Problem to solve:
Report, as a bare number, how many lines of the material below contain the word "Simple".

Entries:
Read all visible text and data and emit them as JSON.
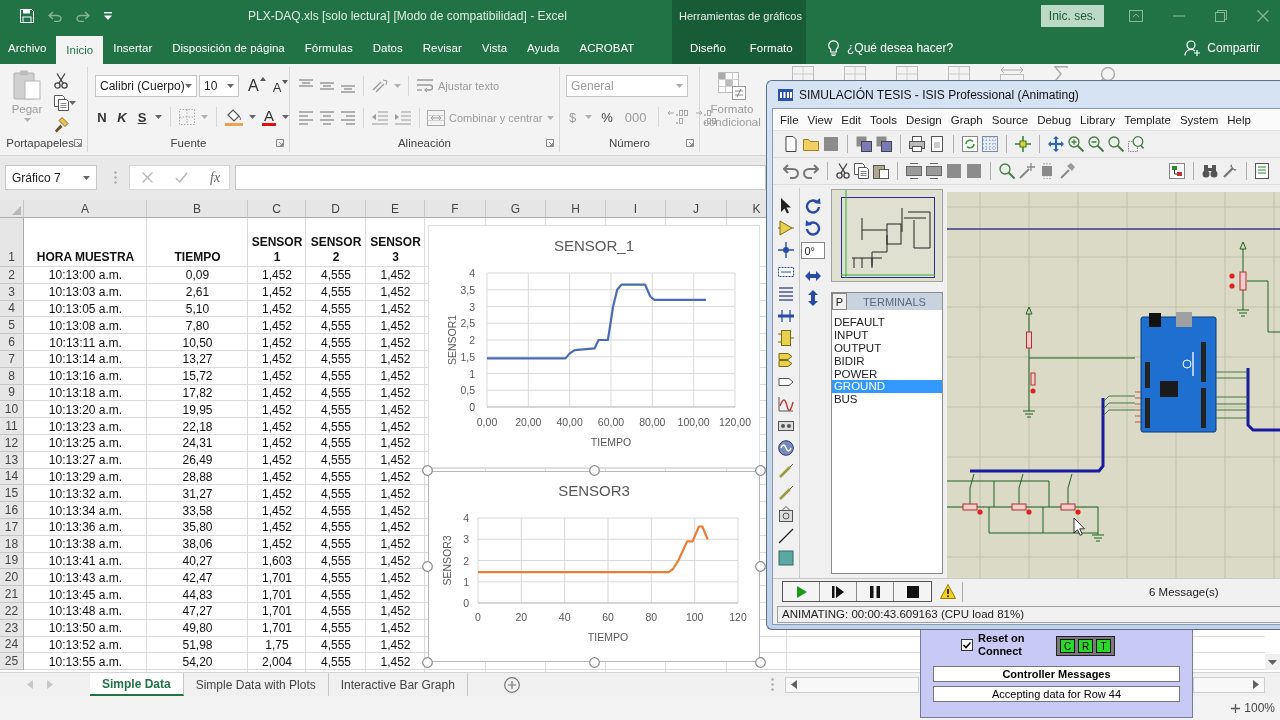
{
  "title_bar": {
    "title": "PLX-DAQ.xls [solo lectura] [Modo de compatibilidad] - Excel",
    "context_label": "Herramientas de gráficos",
    "sign_in_button": "Inic. ses."
  },
  "ribbon_tabs": [
    {
      "label": "Archivo",
      "kind": "main",
      "selected": false
    },
    {
      "label": "Inicio",
      "kind": "main",
      "selected": true
    },
    {
      "label": "Insertar",
      "kind": "main",
      "selected": false
    },
    {
      "label": "Disposición de página",
      "kind": "main",
      "selected": false
    },
    {
      "label": "Fórmulas",
      "kind": "main",
      "selected": false
    },
    {
      "label": "Datos",
      "kind": "main",
      "selected": false
    },
    {
      "label": "Revisar",
      "kind": "main",
      "selected": false
    },
    {
      "label": "Vista",
      "kind": "main",
      "selected": false
    },
    {
      "label": "Ayuda",
      "kind": "main",
      "selected": false
    },
    {
      "label": "ACROBAT",
      "kind": "main",
      "selected": false
    },
    {
      "label": "Diseño",
      "kind": "context",
      "selected": false
    },
    {
      "label": "Formato",
      "kind": "context",
      "selected": false
    }
  ],
  "tell_me": "¿Qué desea hacer?",
  "share_button": "Compartir",
  "ribbon": {
    "paste_button": {
      "label": "Pegar",
      "disabled": true
    },
    "clipboard_label": "Portapapeles",
    "font_name": "Calibri (Cuerpo)",
    "font_size": "10",
    "grow_font_button": "A",
    "shrink_font_button": "A",
    "bold_button": "N",
    "italic_button": "K",
    "underline_button": "S",
    "font_color_button": "A",
    "font_label": "Fuente",
    "wrap_text_button": {
      "label": "Ajustar texto",
      "disabled": true
    },
    "merge_button": {
      "label": "Combinar y centrar",
      "disabled": true
    },
    "alignment_label": "Alineación",
    "number_format": {
      "value": "General",
      "disabled": true
    },
    "number_buttons": [
      {
        "label": "$",
        "disabled": true
      },
      {
        "label": "%",
        "disabled": false
      },
      {
        "label": "000",
        "disabled": true
      }
    ],
    "number_label": "Número",
    "conditional_format_button": {
      "label": "Formato condicional",
      "disabled": true
    }
  },
  "formula_bar": {
    "name_box": "Gráfico 7",
    "function_button": "fx"
  },
  "sheet": {
    "columns": [
      "A",
      "B",
      "C",
      "D",
      "E",
      "F",
      "G",
      "H",
      "I",
      "J",
      "K"
    ],
    "header_row": {
      "number": "1",
      "cells": [
        "HORA MUESTRA",
        "TIEMPO",
        "SENSOR 1",
        "SENSOR 2",
        "SENSOR 3"
      ]
    },
    "rows": [
      {
        "number": "2",
        "cells": [
          "10:13:00 a.m.",
          "0,09",
          "1,452",
          "4,555",
          "1,452"
        ]
      },
      {
        "number": "3",
        "cells": [
          "10:13:03 a.m.",
          "2,61",
          "1,452",
          "4,555",
          "1,452"
        ]
      },
      {
        "number": "4",
        "cells": [
          "10:13:05 a.m.",
          "5,10",
          "1,452",
          "4,555",
          "1,452"
        ]
      },
      {
        "number": "5",
        "cells": [
          "10:13:08 a.m.",
          "7,80",
          "1,452",
          "4,555",
          "1,452"
        ]
      },
      {
        "number": "6",
        "cells": [
          "10:13:11 a.m.",
          "10,50",
          "1,452",
          "4,555",
          "1,452"
        ]
      },
      {
        "number": "7",
        "cells": [
          "10:13:14 a.m.",
          "13,27",
          "1,452",
          "4,555",
          "1,452"
        ]
      },
      {
        "number": "8",
        "cells": [
          "10:13:16 a.m.",
          "15,72",
          "1,452",
          "4,555",
          "1,452"
        ]
      },
      {
        "number": "9",
        "cells": [
          "10:13:18 a.m.",
          "17,82",
          "1,452",
          "4,555",
          "1,452"
        ]
      },
      {
        "number": "10",
        "cells": [
          "10:13:20 a.m.",
          "19,95",
          "1,452",
          "4,555",
          "1,452"
        ]
      },
      {
        "number": "11",
        "cells": [
          "10:13:23 a.m.",
          "22,18",
          "1,452",
          "4,555",
          "1,452"
        ]
      },
      {
        "number": "12",
        "cells": [
          "10:13:25 a.m.",
          "24,31",
          "1,452",
          "4,555",
          "1,452"
        ]
      },
      {
        "number": "13",
        "cells": [
          "10:13:27 a.m.",
          "26,49",
          "1,452",
          "4,555",
          "1,452"
        ]
      },
      {
        "number": "14",
        "cells": [
          "10:13:29 a.m.",
          "28,88",
          "1,452",
          "4,555",
          "1,452"
        ]
      },
      {
        "number": "15",
        "cells": [
          "10:13:32 a.m.",
          "31,27",
          "1,452",
          "4,555",
          "1,452"
        ]
      },
      {
        "number": "16",
        "cells": [
          "10:13:34 a.m.",
          "33,58",
          "1,452",
          "4,555",
          "1,452"
        ]
      },
      {
        "number": "17",
        "cells": [
          "10:13:36 a.m.",
          "35,80",
          "1,452",
          "4,555",
          "1,452"
        ]
      },
      {
        "number": "18",
        "cells": [
          "10:13:38 a.m.",
          "38,06",
          "1,452",
          "4,555",
          "1,452"
        ]
      },
      {
        "number": "19",
        "cells": [
          "10:13:41 a.m.",
          "40,27",
          "1,603",
          "4,555",
          "1,452"
        ]
      },
      {
        "number": "20",
        "cells": [
          "10:13:43 a.m.",
          "42,47",
          "1,701",
          "4,555",
          "1,452"
        ]
      },
      {
        "number": "21",
        "cells": [
          "10:13:45 a.m.",
          "44,83",
          "1,701",
          "4,555",
          "1,452"
        ]
      },
      {
        "number": "22",
        "cells": [
          "10:13:48 a.m.",
          "47,27",
          "1,701",
          "4,555",
          "1,452"
        ]
      },
      {
        "number": "23",
        "cells": [
          "10:13:50 a.m.",
          "49,80",
          "1,701",
          "4,555",
          "1,452"
        ]
      },
      {
        "number": "24",
        "cells": [
          "10:13:52 a.m.",
          "51,98",
          "1,75",
          "4,555",
          "1,452"
        ]
      },
      {
        "number": "25",
        "cells": [
          "10:13:55 a.m.",
          "54,20",
          "2,004",
          "4,555",
          "1,452"
        ]
      }
    ]
  },
  "charts": [
    {
      "selected": false,
      "chart_data": {
        "type": "line",
        "title": "SENSOR_1",
        "xlabel": "TIEMPO",
        "ylabel": "SENSOR1",
        "x": [
          0,
          38,
          40,
          42.5,
          52,
          54,
          58.5,
          61,
          63,
          65,
          76.5,
          79,
          81,
          106
        ],
        "series": [
          {
            "color": "#4a6cb5",
            "values": [
              1.45,
              1.45,
              1.6,
              1.7,
              1.75,
              2.0,
              2.0,
              3.0,
              3.5,
              3.65,
              3.65,
              3.3,
              3.2,
              3.2
            ]
          }
        ],
        "xlim": [
          0,
          120
        ],
        "ylim": [
          0,
          4
        ],
        "grid": true,
        "xticks": [
          {
            "value": 0,
            "label": "0,00"
          },
          {
            "value": 20,
            "label": "20,00"
          },
          {
            "value": 40,
            "label": "40,00"
          },
          {
            "value": 60,
            "label": "60,00"
          },
          {
            "value": 80,
            "label": "80,00"
          },
          {
            "value": 100,
            "label": "100,00"
          },
          {
            "value": 120,
            "label": "120,00"
          }
        ],
        "yticks": [
          {
            "value": 0,
            "label": "0"
          },
          {
            "value": 0.5,
            "label": "0,5"
          },
          {
            "value": 1,
            "label": "1"
          },
          {
            "value": 1.5,
            "label": "1,5"
          },
          {
            "value": 2,
            "label": "2"
          },
          {
            "value": 2.5,
            "label": "2,5"
          },
          {
            "value": 3,
            "label": "3"
          },
          {
            "value": 3.5,
            "label": "3,5"
          },
          {
            "value": 4,
            "label": "4"
          }
        ]
      }
    },
    {
      "selected": true,
      "chart_data": {
        "type": "line",
        "title": "SENSOR3",
        "xlabel": "TIEMPO",
        "ylabel": "SENSOR3",
        "x": [
          0,
          88,
          90,
          92.5,
          96.5,
          99,
          102,
          103.5,
          106
        ],
        "series": [
          {
            "color": "#ed7d31",
            "values": [
              1.45,
              1.45,
              1.6,
              2.0,
              2.9,
              2.9,
              3.6,
              3.6,
              3.0
            ]
          }
        ],
        "xlim": [
          0,
          120
        ],
        "ylim": [
          0,
          4
        ],
        "grid": true,
        "xticks": [
          0,
          20,
          40,
          60,
          80,
          100,
          120
        ],
        "yticks": [
          0,
          1,
          2,
          3,
          4
        ]
      }
    }
  ],
  "sheet_tabs": [
    {
      "label": "Simple Data",
      "selected": true
    },
    {
      "label": "Simple Data with Plots",
      "selected": false
    },
    {
      "label": "Interactive Bar Graph",
      "selected": false
    }
  ],
  "status_bar": {
    "zoom": "100%"
  },
  "isis_window": {
    "title": "SIMULACIÓN TESIS - ISIS Professional (Animating)",
    "menu": [
      "File",
      "View",
      "Edit",
      "Tools",
      "Design",
      "Graph",
      "Source",
      "Debug",
      "Library",
      "Template",
      "System",
      "Help"
    ],
    "rotation_field": "0°",
    "terminals_panel": {
      "mode_button": "P",
      "heading": "TERMINALS",
      "items": [
        {
          "label": "DEFAULT",
          "selected": false
        },
        {
          "label": "INPUT",
          "selected": false
        },
        {
          "label": "OUTPUT",
          "selected": false
        },
        {
          "label": "BIDIR",
          "selected": false
        },
        {
          "label": "POWER",
          "selected": false
        },
        {
          "label": "GROUND",
          "selected": true
        },
        {
          "label": "BUS",
          "selected": false
        }
      ]
    },
    "messages": "6 Message(s)",
    "status": "ANIMATING: 00:00:43.609163 (CPU load 81%)"
  },
  "plx_daq_panel": {
    "reset_checkbox": {
      "label": "Reset on Connect",
      "checked": true
    },
    "indicators": [
      {
        "label": "C",
        "on": true
      },
      {
        "label": "R",
        "on": true
      },
      {
        "label": "T",
        "on": true
      }
    ],
    "messages_heading": "Controller Messages",
    "message": "Accepting data for Row 44"
  }
}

Task output:
2